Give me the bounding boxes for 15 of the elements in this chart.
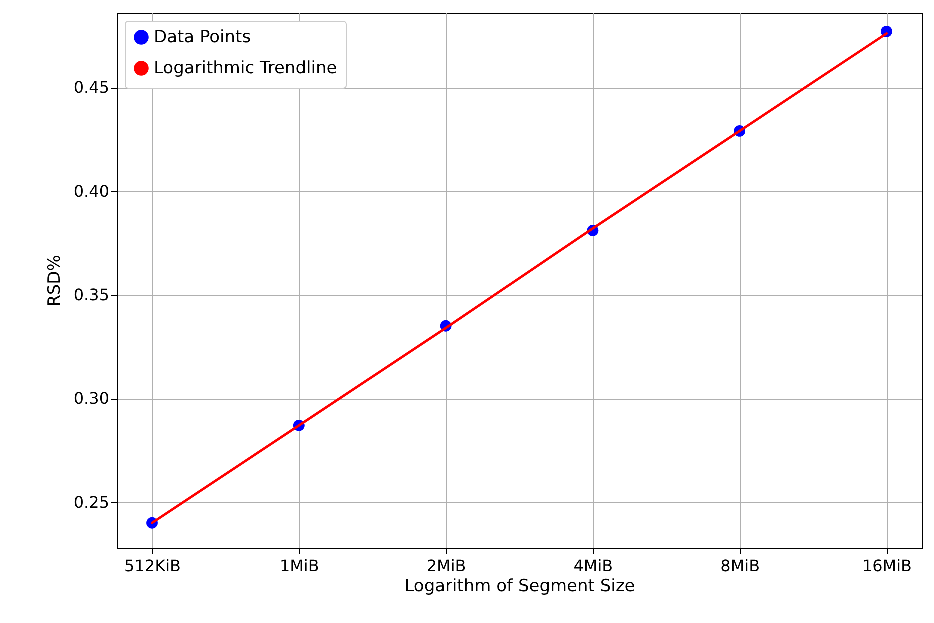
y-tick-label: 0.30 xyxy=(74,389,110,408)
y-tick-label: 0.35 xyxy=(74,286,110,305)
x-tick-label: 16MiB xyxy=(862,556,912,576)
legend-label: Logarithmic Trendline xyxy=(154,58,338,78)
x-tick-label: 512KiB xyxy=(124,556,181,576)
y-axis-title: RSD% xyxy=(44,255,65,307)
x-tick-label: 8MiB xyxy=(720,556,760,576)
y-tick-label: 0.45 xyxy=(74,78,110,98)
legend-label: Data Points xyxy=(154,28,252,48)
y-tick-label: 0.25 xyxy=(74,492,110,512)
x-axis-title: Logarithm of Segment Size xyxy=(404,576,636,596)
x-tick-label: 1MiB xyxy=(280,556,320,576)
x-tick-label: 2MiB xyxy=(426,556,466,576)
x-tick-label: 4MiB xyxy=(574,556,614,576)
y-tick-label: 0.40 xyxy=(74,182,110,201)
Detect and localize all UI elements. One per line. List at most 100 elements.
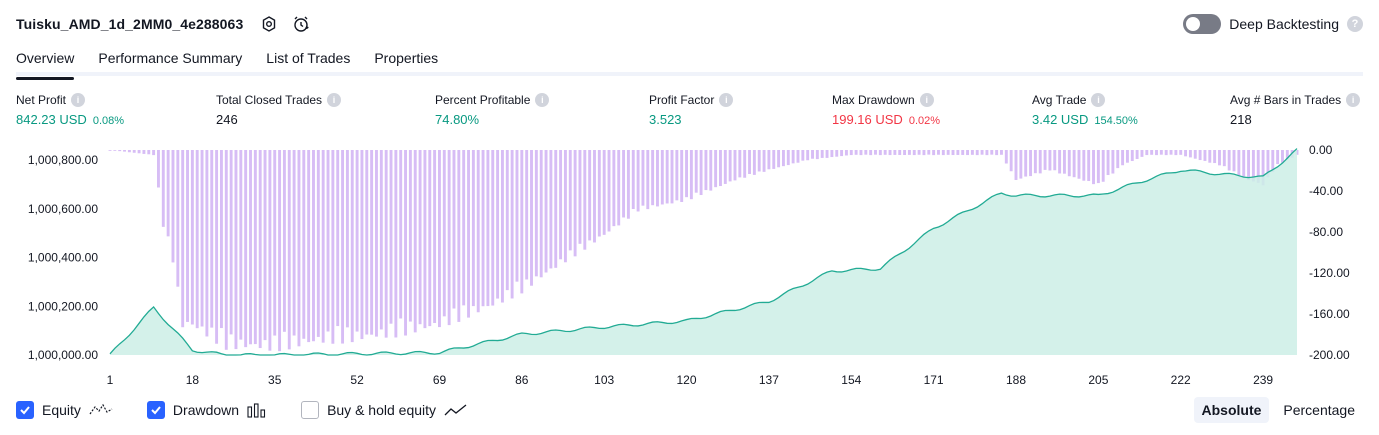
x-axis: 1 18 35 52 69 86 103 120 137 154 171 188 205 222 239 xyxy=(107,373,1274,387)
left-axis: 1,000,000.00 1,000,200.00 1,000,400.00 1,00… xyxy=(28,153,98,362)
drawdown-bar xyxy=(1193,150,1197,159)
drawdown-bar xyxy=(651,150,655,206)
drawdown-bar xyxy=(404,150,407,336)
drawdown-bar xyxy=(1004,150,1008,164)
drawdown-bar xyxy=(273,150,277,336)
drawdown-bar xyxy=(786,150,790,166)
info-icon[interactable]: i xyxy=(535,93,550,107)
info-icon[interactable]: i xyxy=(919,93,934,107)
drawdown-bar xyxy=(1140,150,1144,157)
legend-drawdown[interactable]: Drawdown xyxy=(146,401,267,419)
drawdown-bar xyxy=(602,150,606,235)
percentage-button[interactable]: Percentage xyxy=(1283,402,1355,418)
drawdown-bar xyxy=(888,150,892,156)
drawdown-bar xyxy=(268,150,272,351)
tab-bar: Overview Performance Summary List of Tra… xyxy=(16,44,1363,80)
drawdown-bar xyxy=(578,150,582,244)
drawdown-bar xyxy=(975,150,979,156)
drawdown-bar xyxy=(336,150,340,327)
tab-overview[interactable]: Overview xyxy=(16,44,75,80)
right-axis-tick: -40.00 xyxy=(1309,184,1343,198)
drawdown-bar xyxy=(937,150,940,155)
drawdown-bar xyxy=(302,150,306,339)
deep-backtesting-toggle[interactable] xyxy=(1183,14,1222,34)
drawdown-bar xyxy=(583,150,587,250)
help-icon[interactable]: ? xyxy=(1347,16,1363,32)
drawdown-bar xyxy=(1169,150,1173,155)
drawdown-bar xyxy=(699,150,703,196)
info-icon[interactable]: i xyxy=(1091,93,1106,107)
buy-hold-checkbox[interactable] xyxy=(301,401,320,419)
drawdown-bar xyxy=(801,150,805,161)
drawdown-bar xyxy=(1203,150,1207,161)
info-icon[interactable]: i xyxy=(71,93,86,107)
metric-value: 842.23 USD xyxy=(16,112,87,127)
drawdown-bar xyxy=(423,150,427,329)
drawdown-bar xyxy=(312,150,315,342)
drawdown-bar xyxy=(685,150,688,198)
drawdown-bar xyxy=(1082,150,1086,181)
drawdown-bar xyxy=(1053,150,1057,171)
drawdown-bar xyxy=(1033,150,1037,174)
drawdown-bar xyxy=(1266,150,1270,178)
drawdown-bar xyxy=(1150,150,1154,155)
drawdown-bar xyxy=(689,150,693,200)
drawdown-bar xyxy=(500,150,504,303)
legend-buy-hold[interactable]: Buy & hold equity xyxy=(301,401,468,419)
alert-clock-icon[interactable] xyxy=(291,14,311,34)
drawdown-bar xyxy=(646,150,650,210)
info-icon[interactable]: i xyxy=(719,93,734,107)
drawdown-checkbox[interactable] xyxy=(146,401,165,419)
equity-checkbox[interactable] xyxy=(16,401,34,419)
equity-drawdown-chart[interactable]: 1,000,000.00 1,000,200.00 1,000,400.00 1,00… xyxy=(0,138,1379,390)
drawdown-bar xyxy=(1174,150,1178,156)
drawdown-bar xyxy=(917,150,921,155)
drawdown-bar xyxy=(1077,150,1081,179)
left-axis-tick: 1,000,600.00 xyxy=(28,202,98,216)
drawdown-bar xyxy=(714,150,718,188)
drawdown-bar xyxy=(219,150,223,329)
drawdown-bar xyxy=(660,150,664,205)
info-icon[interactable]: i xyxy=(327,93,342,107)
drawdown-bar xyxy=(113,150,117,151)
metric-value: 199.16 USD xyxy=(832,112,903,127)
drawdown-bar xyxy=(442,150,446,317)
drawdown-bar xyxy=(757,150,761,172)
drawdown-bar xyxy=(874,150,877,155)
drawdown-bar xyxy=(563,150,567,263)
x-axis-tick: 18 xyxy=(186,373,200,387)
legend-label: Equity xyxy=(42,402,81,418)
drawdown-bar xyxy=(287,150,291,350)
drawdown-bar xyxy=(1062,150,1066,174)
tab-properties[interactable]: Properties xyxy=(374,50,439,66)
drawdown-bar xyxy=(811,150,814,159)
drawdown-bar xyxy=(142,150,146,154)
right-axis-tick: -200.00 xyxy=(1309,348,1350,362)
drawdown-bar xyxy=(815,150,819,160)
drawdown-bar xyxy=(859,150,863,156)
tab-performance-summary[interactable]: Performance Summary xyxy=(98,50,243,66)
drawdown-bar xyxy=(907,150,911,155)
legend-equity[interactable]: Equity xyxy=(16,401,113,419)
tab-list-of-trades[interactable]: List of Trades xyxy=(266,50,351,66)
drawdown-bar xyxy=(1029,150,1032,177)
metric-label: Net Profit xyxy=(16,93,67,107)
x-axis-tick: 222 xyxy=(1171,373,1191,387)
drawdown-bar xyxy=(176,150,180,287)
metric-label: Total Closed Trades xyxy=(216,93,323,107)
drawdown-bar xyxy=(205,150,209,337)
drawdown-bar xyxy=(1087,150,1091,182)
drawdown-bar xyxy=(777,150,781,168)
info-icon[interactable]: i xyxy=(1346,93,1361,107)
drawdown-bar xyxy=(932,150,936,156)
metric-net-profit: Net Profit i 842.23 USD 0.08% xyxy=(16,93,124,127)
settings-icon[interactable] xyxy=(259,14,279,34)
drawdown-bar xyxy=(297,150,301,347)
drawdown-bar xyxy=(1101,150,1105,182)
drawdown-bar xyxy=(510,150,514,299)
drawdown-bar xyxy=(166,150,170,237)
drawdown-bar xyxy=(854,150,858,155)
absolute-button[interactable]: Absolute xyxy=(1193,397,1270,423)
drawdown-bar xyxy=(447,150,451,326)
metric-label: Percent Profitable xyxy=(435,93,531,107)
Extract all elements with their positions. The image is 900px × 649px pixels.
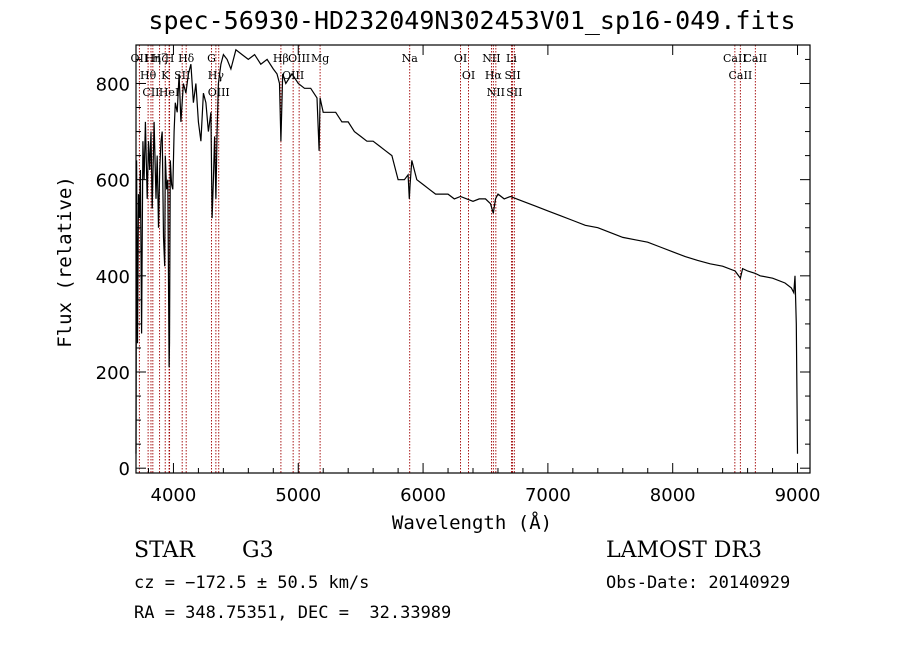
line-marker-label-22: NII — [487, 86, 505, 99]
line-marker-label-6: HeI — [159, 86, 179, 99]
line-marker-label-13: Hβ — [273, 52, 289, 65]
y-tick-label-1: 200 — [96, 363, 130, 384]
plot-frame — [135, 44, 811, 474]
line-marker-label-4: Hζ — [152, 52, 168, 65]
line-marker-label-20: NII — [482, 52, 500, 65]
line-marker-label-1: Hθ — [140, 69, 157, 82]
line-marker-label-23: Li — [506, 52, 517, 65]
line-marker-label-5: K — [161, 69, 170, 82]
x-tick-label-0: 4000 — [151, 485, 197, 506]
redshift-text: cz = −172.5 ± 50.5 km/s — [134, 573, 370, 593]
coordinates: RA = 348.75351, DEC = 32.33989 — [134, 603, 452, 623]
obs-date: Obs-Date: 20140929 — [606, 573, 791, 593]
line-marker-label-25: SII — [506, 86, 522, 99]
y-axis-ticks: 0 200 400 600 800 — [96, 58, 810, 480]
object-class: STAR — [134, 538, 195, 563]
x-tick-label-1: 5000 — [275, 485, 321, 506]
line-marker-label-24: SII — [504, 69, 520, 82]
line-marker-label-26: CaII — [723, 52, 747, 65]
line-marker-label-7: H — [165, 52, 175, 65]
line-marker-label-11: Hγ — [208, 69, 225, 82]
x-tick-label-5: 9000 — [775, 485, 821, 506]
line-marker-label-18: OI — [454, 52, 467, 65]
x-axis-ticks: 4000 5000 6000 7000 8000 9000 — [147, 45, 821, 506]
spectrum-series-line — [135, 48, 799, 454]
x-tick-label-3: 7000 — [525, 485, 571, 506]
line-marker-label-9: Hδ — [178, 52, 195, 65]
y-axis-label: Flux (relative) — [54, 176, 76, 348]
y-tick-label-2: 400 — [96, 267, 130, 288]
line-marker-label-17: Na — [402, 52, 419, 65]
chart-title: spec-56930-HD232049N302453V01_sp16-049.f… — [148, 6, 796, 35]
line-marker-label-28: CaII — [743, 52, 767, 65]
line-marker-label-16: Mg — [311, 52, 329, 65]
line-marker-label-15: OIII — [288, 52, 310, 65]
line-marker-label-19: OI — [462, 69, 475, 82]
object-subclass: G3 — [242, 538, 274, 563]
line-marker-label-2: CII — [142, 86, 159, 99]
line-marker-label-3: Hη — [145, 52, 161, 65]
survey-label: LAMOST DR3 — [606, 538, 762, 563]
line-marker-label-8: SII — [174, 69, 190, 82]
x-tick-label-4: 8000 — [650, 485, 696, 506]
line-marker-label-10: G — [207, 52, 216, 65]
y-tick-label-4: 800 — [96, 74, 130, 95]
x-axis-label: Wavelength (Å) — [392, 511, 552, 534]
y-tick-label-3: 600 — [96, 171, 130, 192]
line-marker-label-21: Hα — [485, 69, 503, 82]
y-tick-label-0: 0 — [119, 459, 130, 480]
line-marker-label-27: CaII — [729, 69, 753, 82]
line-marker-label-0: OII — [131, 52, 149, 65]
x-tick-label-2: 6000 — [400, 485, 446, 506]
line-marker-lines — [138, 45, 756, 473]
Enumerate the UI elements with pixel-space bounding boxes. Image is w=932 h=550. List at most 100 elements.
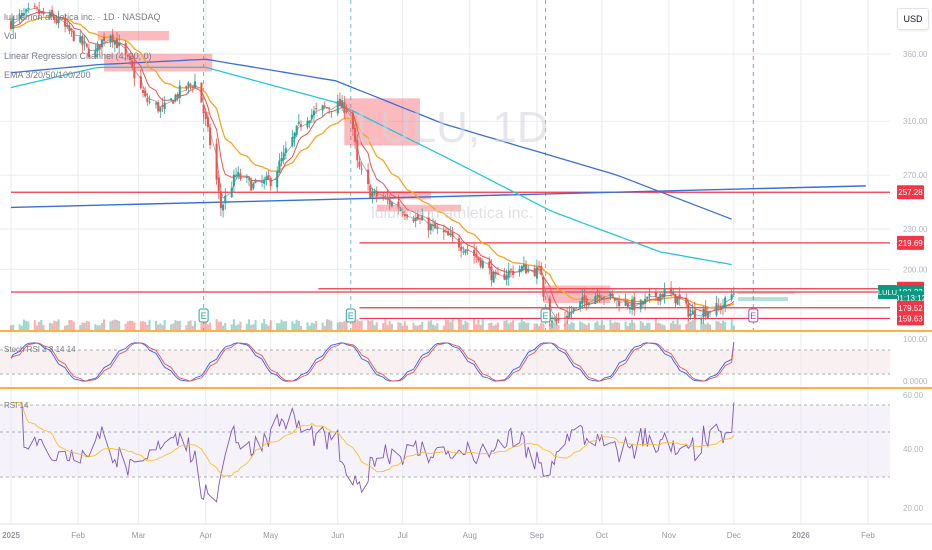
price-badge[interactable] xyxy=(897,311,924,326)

────

* What you need to do *
Rewrite the items from the line containing "line-marker-label-22: NII —" through the line containing "line-marker-label-1: Hθ — [140, 69, 157, 82]", replacing "plot-frame" with "plot-area" and leaving everything else unchanged.

* Written reply *
line-marker-label-22: NII — [487, 86, 505, 99]
line-marker-label-6: HeI — [159, 86, 179, 99]
line-marker-label-13: Hβ — [273, 52, 289, 65]
y-tick-label-1: 200 — [96, 363, 130, 384]
plot-area — [135, 44, 811, 474]
line-marker-label-4: Hζ — [152, 52, 168, 65]
line-marker-label-20: NII — [482, 52, 500, 65]
line-marker-label-1: Hθ — [140, 69, 157, 82]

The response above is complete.